Objective:
Retype the data below without altering anything.

--- Material ---

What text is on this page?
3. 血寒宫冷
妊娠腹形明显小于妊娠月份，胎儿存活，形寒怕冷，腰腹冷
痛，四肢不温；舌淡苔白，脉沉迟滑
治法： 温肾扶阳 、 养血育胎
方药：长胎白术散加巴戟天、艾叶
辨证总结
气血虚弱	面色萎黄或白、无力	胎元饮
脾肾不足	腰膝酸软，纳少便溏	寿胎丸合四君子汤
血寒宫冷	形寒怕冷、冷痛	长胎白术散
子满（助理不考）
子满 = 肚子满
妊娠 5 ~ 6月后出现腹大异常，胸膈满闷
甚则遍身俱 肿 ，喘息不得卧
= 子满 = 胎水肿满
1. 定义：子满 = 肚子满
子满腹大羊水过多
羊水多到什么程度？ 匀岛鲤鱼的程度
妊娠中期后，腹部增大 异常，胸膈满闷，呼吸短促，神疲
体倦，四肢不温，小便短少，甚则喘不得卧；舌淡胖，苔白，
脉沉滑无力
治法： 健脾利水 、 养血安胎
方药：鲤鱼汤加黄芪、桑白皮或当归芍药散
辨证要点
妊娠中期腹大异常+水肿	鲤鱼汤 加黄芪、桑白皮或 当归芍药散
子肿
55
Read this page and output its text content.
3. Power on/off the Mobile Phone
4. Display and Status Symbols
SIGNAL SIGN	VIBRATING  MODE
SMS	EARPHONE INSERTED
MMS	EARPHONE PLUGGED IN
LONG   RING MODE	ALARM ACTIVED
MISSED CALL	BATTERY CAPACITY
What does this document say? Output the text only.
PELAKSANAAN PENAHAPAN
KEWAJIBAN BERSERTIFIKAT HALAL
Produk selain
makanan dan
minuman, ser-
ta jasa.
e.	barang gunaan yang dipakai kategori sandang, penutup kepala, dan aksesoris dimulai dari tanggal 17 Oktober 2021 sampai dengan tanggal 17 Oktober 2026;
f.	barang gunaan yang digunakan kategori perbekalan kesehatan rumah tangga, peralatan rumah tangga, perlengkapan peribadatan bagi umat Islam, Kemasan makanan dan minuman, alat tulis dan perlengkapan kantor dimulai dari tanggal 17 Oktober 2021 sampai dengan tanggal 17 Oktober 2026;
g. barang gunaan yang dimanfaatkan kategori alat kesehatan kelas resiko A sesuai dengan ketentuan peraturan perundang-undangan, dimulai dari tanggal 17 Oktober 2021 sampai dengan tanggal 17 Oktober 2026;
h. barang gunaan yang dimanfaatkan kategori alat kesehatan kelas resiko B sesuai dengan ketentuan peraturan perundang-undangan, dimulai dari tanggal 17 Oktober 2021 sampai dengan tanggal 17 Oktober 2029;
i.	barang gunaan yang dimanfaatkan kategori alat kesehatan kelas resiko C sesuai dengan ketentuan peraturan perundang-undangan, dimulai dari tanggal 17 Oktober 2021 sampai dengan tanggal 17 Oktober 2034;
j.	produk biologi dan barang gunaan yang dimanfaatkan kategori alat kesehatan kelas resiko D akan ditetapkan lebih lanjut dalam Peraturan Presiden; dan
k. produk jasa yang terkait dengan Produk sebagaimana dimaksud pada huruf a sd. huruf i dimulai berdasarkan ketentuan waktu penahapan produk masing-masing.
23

---

The output:
What text is on this page?
3. 血寒宫冷
妊娠腹形明显小于妊娠月份，胎儿存活，形寒怕冷，腰腹冷
痛，四肢不温；舌淡苔白，脉沉迟滑
治法： 温肾扶阳 、 养血育胎
方药：长胎白术散加巴戟天、艾叶
辨证总结
气血虚弱	面色萎黄或白、无力	胎元饮
脾肾不足	腰膝酸软，纳少便溏	寿胎丸合四君子汤
血寒宫冷	形寒怕冷、冷痛	长胎白术散
子满（助理不考）
子满 = 肚子满
妊娠 5 ~ 6月后出现腹大异常，胸膈满闷
甚则遍身俱 肿 ，喘息不得卧
= 子满 = 胎水肿满
1. 定义：子满 = 肚子满
子满腹大羊水过多
羊水多到什么程度？ 匀岛鲤鱼的程度
妊娠中期后，腹部增大 异常，胸膈满闷，呼吸短促，神疲
体倦，四肢不温，小便短少，甚则喘不得卧；舌淡胖，苔白，
脉沉滑无力
治法： 健脾利水 、 养血安胎
方药：鲤鱼汤加黄芪、桑白皮或当归芍药散
辨证要点
妊娠中期腹大异常+水肿	鲤鱼汤 加黄芪、桑白皮或 当归芍药散
子肿
55
Read this page and output its text content.
3. Power on/off the Mobile Phone
4. Display and Status Symbols
SIGNAL SIGN	VIBRATING  MODE
SMS	EARPHONE INSERTED
MMS	EARPHONE PLUGGED IN
LONG   RING MODE	ALARM ACTIVED
MISSED CALL	BATTERY CAPACITY
What does this document say? Output the text only.
PELAKSANAAN PENAHAPAN
KEWAJIBAN BERSERTIFIKAT HALAL
Produk selain
makanan dan
minuman, ser-
ta jasa.
e.	barang gunaan yang dipakai kategori sandang, penutup kepala, dan aksesoris dimulai dari tanggal 17 Oktober 2021 sampai dengan tanggal 17 Oktober 2026;
f.	barang gunaan yang digunakan kategori perbekalan kesehatan rumah tangga, peralatan rumah tangga, perlengkapan peribadatan bagi umat Islam, Kemasan makanan dan minuman, alat tulis dan perlengkapan kantor dimulai dari tanggal 17 Oktober 2021 sampai dengan tanggal 17 Oktober 2026;
g. barang gunaan yang dimanfaatkan kategori alat kesehatan kelas resiko A sesuai dengan ketentuan peraturan perundang-undangan, dimulai dari tanggal 17 Oktober 2021 sampai dengan tanggal 17 Oktober 2026;
h. barang gunaan yang dimanfaatkan kategori alat kesehatan kelas resiko B sesuai dengan ketentuan peraturan perundang-undangan, dimulai dari tanggal 17 Oktober 2021 sampai dengan tanggal 17 Oktober 2029;
i.	barang gunaan yang dimanfaatkan kategori alat kesehatan kelas resiko C sesuai dengan ketentuan peraturan perundang-undangan, dimulai dari tanggal 17 Oktober 2021 sampai dengan tanggal 17 Oktober 2034;
j.	produk biologi dan barang gunaan yang dimanfaatkan kategori alat kesehatan kelas resiko D akan ditetapkan lebih lanjut dalam Peraturan Presiden; dan
k. produk jasa yang terkait dengan Produk sebagaimana dimaksud pada huruf a sd. huruf i dimulai berdasarkan ketentuan waktu penahapan produk masing-masing.
23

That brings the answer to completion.